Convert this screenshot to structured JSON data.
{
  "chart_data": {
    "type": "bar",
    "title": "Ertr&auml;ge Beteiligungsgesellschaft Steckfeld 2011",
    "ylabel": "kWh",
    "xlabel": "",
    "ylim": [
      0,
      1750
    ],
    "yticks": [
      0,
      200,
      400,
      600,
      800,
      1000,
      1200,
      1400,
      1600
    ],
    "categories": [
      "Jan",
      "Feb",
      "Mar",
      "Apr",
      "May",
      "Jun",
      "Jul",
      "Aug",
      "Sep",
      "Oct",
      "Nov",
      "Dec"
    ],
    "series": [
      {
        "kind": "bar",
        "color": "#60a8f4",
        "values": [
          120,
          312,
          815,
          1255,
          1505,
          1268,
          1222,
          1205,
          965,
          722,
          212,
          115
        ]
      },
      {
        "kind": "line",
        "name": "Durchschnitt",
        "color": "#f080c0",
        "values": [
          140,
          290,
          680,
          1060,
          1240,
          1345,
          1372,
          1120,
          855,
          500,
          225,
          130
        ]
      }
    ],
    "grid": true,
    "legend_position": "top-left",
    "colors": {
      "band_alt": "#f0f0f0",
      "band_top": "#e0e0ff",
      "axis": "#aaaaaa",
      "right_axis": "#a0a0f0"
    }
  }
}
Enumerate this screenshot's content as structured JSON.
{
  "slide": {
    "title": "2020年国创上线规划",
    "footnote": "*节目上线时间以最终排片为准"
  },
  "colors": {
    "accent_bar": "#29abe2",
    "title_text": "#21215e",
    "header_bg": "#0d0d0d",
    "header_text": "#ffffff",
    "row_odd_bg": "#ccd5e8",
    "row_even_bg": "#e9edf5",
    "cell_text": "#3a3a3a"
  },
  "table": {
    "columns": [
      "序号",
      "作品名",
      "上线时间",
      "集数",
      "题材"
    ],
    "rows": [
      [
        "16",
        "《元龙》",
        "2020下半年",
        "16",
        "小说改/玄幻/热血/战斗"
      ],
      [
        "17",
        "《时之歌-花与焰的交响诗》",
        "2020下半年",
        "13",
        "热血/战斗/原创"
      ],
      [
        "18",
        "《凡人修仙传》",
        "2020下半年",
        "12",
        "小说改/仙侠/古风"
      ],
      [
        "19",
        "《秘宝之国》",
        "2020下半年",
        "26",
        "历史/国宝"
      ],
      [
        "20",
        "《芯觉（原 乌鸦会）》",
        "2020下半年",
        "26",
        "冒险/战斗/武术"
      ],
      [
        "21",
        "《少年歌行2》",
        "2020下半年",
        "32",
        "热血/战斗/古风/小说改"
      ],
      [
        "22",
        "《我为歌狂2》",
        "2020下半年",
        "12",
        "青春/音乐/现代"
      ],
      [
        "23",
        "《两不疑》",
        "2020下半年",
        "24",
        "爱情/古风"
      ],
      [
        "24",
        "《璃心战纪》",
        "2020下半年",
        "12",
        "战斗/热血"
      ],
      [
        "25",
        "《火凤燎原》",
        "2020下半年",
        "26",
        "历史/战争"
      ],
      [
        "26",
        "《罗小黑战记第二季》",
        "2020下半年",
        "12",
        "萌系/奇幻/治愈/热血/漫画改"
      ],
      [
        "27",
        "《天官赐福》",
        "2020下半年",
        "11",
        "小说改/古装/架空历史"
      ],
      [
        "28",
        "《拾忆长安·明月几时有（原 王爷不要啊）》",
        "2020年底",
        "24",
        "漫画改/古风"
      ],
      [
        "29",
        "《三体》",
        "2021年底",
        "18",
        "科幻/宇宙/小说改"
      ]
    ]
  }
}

####

* THE EXERCISE *
Tally the lines of the listing in which the word "structured" occurs, and state the total alone.

* REPLY TO THE TASK *
2